→ **TASK INPUTS**
════

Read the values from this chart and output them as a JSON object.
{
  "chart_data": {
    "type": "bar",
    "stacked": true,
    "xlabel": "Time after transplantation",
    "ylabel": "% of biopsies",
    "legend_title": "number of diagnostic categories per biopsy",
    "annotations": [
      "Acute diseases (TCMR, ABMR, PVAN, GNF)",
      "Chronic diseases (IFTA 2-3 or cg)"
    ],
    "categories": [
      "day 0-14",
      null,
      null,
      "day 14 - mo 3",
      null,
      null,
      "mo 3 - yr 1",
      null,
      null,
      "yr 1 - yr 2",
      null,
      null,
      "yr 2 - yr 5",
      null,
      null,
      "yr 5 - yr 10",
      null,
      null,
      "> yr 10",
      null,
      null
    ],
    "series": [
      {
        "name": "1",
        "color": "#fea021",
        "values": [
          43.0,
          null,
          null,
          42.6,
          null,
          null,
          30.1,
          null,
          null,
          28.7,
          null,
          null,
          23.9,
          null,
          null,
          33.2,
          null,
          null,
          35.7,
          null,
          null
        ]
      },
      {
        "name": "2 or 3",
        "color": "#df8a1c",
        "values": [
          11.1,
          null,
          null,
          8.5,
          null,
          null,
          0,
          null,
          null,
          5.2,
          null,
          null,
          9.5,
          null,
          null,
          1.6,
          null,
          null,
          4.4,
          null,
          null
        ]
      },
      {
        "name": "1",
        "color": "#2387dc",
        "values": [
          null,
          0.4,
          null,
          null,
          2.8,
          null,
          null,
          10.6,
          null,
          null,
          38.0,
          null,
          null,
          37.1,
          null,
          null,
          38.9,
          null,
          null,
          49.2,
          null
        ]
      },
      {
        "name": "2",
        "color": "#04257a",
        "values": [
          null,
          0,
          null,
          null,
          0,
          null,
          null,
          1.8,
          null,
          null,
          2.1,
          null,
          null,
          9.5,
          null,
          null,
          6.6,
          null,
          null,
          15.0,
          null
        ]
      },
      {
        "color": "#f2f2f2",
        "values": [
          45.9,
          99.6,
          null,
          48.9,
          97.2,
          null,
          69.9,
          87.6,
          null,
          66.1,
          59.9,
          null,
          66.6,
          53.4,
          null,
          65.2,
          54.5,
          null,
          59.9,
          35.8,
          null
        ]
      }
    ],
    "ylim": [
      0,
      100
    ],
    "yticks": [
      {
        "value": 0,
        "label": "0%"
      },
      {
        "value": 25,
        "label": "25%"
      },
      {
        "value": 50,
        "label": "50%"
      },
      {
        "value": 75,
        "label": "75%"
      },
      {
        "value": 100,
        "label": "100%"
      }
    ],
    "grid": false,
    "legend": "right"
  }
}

════

→ **GIVEN PROBLEM**
Find the lines above that contain the word "categories" and collect them.

→ **THE RESULT**
    "legend_title": "number of diagnostic categories per biopsy",
    "categories": [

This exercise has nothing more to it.